WRITTEN PROBLEM: Work out how many lines hold "kind". Give the number and nothing else.
** Begin **
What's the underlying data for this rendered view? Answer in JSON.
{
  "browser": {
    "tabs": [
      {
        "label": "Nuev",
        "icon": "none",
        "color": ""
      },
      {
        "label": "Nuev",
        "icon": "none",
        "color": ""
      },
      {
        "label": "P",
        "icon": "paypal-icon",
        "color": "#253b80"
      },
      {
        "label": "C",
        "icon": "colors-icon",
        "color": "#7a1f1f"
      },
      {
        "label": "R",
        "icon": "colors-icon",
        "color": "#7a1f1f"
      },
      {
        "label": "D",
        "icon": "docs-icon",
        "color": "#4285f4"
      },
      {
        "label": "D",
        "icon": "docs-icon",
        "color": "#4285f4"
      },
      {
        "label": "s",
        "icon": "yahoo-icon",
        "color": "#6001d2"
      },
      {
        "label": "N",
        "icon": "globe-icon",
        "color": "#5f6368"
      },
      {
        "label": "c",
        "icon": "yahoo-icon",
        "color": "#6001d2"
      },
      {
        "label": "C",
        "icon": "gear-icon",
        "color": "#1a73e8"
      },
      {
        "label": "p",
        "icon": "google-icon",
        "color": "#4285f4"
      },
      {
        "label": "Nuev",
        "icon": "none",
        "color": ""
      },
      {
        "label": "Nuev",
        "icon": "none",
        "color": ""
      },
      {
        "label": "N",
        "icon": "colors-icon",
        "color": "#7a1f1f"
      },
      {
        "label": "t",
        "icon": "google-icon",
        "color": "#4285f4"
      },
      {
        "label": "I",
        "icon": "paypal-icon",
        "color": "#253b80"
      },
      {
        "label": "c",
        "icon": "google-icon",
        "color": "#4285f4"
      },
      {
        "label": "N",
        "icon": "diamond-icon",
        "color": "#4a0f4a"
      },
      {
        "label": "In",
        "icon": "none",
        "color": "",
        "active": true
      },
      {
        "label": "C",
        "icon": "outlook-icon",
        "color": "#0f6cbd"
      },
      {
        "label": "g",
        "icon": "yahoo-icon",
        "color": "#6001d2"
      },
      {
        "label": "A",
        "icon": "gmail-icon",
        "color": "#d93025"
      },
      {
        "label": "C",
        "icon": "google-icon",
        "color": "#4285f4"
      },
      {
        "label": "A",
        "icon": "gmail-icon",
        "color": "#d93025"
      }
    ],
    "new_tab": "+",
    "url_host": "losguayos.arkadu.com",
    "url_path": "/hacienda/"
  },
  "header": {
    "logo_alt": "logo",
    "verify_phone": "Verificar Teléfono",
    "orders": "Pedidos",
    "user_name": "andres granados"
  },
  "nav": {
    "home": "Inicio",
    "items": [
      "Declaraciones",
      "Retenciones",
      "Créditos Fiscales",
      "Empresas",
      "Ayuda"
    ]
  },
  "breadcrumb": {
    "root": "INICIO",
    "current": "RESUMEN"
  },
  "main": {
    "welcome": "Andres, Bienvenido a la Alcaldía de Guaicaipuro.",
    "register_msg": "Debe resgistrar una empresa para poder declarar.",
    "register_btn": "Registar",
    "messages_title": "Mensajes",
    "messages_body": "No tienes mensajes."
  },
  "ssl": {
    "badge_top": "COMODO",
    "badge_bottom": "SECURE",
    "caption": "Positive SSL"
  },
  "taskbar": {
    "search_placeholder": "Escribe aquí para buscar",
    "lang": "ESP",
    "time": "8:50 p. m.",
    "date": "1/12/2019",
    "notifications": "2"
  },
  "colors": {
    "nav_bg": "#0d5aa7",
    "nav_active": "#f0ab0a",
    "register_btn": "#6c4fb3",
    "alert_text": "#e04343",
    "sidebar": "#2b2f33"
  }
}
** End **
** Begin **
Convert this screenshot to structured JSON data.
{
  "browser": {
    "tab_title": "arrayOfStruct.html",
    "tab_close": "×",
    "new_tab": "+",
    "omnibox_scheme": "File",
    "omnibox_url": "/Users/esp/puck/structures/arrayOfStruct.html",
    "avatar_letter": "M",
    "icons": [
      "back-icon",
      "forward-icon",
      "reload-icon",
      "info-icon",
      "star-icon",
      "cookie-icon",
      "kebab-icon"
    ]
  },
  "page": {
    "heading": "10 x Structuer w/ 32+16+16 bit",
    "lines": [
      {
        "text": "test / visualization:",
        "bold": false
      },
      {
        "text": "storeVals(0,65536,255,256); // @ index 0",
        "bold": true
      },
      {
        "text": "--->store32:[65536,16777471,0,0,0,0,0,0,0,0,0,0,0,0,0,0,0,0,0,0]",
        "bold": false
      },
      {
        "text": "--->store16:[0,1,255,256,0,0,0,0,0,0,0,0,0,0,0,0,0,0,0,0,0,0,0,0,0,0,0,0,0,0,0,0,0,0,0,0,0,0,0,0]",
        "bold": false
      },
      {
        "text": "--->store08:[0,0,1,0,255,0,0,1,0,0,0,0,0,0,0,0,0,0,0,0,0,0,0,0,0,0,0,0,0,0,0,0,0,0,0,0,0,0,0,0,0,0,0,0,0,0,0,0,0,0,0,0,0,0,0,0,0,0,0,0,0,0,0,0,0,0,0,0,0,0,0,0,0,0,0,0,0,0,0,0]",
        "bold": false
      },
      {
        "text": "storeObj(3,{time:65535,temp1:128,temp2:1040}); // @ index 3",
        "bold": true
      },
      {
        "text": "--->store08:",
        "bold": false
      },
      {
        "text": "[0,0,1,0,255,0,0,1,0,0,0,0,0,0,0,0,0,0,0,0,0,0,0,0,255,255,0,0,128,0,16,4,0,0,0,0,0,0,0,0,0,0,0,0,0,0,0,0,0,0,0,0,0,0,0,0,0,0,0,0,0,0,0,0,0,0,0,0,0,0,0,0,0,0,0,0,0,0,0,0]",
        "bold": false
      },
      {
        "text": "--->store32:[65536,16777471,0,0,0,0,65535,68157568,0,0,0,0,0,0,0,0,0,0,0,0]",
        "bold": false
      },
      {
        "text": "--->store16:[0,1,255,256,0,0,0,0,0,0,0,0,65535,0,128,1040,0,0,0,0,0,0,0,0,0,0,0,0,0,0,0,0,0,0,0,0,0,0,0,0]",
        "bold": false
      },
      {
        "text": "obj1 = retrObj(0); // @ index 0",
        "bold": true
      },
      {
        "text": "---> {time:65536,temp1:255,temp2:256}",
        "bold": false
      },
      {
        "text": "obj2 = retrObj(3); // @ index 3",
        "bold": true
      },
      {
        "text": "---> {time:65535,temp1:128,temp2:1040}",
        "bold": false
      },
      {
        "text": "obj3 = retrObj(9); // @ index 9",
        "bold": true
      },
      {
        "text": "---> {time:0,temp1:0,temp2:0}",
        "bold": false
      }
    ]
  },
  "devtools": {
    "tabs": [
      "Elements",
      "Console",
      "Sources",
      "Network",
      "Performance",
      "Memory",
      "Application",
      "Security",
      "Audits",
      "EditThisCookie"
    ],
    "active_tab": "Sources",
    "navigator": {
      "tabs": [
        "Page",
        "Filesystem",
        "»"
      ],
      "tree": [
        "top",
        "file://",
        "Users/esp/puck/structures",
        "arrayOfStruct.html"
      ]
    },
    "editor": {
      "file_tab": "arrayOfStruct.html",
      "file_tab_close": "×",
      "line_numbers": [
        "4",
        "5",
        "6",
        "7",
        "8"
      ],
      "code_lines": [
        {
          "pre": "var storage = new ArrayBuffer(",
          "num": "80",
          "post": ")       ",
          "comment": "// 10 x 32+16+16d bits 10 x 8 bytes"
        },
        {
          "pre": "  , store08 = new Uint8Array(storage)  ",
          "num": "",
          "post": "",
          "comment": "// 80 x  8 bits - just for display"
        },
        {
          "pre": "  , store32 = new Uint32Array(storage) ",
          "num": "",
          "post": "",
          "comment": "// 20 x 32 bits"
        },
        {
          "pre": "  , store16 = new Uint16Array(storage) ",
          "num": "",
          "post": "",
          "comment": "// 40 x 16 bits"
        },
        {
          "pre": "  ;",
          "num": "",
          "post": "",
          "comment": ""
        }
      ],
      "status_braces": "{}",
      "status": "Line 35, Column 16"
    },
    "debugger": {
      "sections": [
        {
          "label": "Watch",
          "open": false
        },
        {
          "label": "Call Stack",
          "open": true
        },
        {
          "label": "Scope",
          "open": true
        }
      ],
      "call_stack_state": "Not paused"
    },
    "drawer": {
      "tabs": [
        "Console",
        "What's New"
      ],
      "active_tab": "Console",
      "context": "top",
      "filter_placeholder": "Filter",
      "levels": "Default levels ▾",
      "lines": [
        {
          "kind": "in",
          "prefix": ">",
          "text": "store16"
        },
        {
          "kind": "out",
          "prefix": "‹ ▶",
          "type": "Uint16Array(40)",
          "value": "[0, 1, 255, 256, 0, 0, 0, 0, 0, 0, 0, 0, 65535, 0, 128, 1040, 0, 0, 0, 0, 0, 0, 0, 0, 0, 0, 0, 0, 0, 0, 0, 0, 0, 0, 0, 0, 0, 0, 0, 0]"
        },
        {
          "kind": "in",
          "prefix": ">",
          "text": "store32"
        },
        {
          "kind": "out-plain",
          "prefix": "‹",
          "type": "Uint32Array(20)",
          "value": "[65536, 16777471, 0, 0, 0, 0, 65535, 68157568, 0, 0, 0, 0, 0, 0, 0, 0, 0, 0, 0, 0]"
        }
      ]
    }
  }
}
** End **
** Begin **
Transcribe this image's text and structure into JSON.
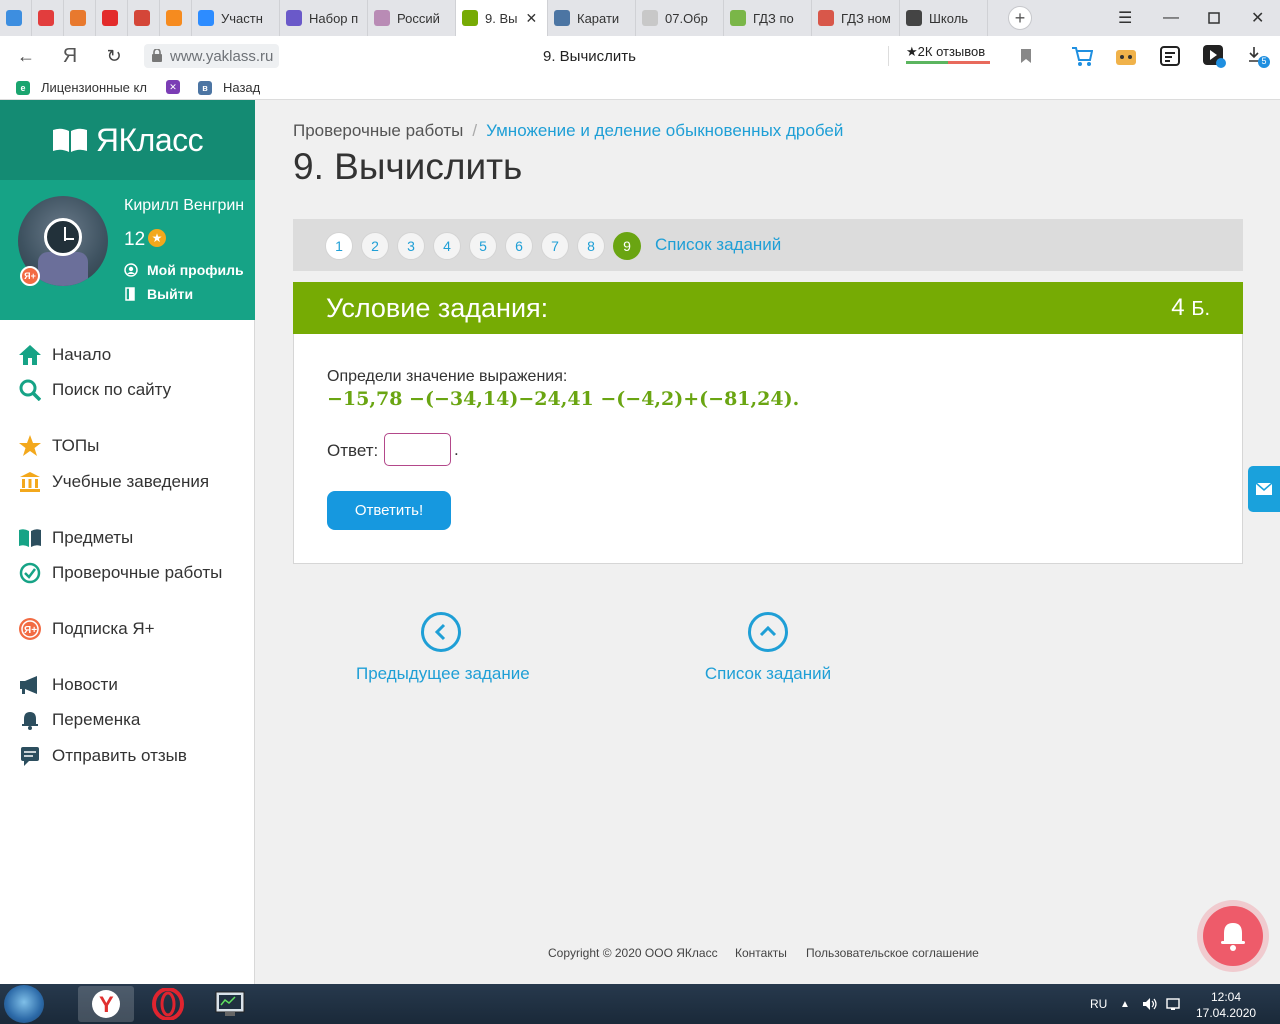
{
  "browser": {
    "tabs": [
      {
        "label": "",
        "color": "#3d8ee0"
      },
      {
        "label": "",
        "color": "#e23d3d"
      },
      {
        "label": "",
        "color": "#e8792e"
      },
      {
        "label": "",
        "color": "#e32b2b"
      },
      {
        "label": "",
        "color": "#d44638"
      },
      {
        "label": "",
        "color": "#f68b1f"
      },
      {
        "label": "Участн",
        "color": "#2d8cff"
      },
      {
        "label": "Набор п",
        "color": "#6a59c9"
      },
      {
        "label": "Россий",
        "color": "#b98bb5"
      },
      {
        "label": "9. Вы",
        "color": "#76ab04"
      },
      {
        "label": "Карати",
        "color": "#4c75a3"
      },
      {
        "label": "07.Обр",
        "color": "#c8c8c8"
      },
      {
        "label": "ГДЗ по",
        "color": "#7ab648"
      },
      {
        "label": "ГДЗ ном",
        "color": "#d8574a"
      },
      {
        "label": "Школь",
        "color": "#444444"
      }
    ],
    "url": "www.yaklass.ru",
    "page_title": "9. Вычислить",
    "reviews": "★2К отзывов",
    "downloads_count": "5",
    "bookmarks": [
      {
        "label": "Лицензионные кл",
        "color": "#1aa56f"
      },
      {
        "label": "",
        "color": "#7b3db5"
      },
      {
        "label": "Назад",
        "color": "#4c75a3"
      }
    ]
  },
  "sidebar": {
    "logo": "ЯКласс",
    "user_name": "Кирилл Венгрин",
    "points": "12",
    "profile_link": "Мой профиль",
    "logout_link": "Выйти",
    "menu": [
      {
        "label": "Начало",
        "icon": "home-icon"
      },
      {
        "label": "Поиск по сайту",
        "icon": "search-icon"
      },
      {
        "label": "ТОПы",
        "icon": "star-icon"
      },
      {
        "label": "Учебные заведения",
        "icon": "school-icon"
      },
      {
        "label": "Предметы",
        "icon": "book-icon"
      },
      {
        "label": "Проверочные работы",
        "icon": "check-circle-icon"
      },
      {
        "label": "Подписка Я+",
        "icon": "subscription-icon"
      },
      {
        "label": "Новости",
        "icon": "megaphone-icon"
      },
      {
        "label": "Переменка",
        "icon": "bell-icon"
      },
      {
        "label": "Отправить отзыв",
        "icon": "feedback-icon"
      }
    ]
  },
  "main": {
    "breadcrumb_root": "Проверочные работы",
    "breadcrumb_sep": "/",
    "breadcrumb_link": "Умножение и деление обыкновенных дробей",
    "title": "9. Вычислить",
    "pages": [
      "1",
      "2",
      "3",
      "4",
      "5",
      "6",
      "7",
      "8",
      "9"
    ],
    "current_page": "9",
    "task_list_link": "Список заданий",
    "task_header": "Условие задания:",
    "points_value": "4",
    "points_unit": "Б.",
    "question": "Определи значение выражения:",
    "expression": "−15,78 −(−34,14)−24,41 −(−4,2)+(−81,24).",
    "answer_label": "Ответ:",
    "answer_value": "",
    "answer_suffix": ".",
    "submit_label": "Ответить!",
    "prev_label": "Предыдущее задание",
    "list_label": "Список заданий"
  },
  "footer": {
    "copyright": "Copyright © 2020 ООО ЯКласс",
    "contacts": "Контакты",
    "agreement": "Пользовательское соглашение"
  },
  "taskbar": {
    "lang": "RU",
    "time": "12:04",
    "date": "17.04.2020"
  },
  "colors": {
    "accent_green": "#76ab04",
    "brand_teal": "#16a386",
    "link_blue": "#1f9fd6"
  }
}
** End **
WRITTEN REPLY: 4